┏━━

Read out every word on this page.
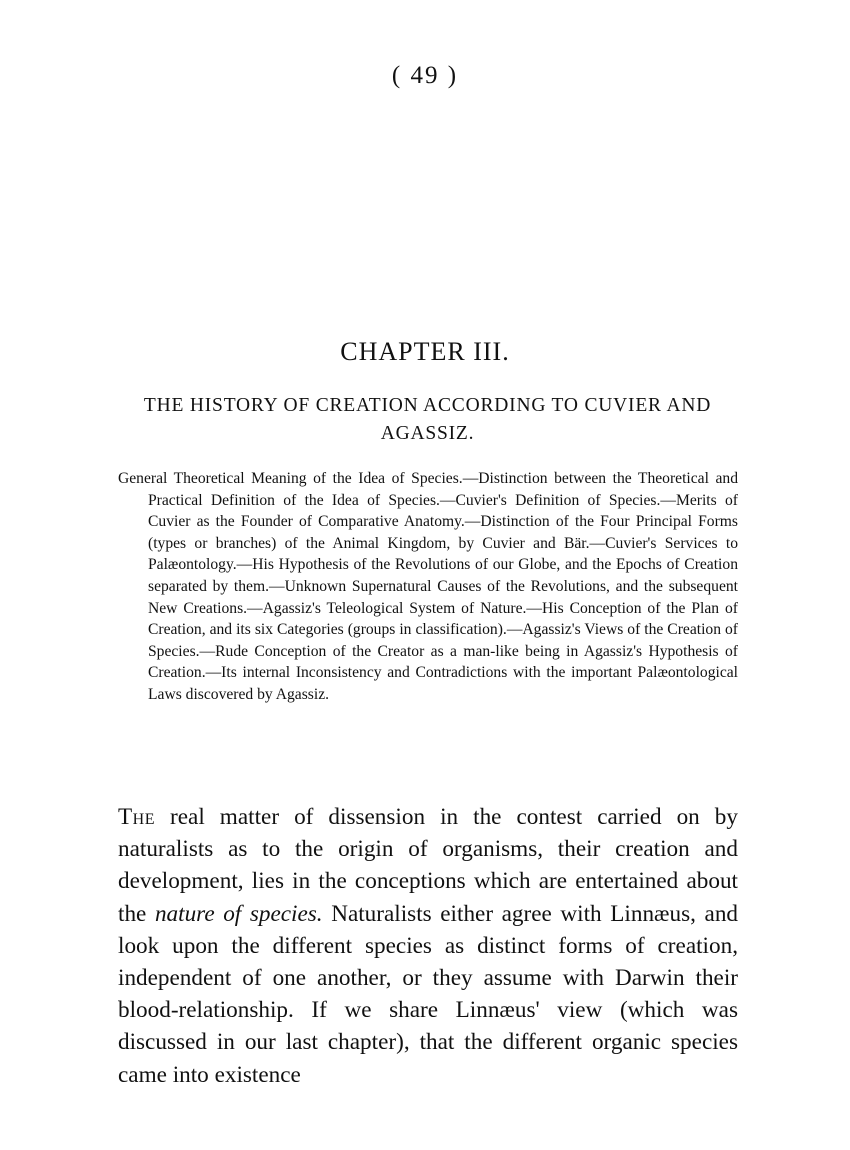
( 49 )
CHAPTER III.
THE HISTORY OF CREATION ACCORDING TO CUVIER AND AGASSIZ.
General Theoretical Meaning of the Idea of Species.—Distinction between the Theoretical and Practical Definition of the Idea of Species.—Cuvier's Definition of Species.—Merits of Cuvier as the Founder of Comparative Anatomy.—Distinction of the Four Principal Forms (types or branches) of the Animal Kingdom, by Cuvier and Bär.—Cuvier's Services to Palæontology.—His Hypothesis of the Revolutions of our Globe, and the Epochs of Creation separated by them.—Unknown Supernatural Causes of the Revolutions, and the subsequent New Creations.—Agassiz's Teleological System of Nature.—His Conception of the Plan of Creation, and its six Categories (groups in classification).—Agassiz's Views of the Creation of Species.—Rude Conception of the Creator as a man-like being in Agassiz's Hypothesis of Creation.—Its internal Inconsistency and Contradictions with the important Palæontological Laws discovered by Agassiz.
The real matter of dissension in the contest carried on by naturalists as to the origin of organisms, their creation and development, lies in the conceptions which are entertained about the nature of species. Naturalists either agree with Linnæus, and look upon the different species as distinct forms of creation, independent of one another, or they assume with Darwin their blood-relationship. If we share Linnæus' view (which was discussed in our last chapter), that the different organic species came into existence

┗━━

Exercise directions |
Copy every record above exactly, leaving out the pictures.

Response to this exercise |
Read out every word on this page.
( 49 )
CHAPTER III.
THE HISTORY OF CREATION ACCORDING TO CUVIER AND AGASSIZ.
General Theoretical Meaning of the Idea of Species.—Distinction between the Theoretical and Practical Definition of the Idea of Species.—Cuvier's Definition of Species.—Merits of Cuvier as the Founder of Comparative Anatomy.—Distinction of the Four Principal Forms (types or branches) of the Animal Kingdom, by Cuvier and Bär.—Cuvier's Services to Palæontology.—His Hypothesis of the Revolutions of our Globe, and the Epochs of Creation separated by them.—Unknown Supernatural Causes of the Revolutions, and the subsequent New Creations.—Agassiz's Teleological System of Nature.—His Conception of the Plan of Creation, and its six Categories (groups in classification).—Agassiz's Views of the Creation of Species.—Rude Conception of the Creator as a man-like being in Agassiz's Hypothesis of Creation.—Its internal Inconsistency and Contradictions with the important Palæontological Laws discovered by Agassiz.
The real matter of dissension in the contest carried on by naturalists as to the origin of organisms, their creation and development, lies in the conceptions which are entertained about the nature of species. Naturalists either agree with Linnæus, and look upon the different species as distinct forms of creation, independent of one another, or they assume with Darwin their blood-relationship. If we share Linnæus' view (which was discussed in our last chapter), that the different organic species came into existence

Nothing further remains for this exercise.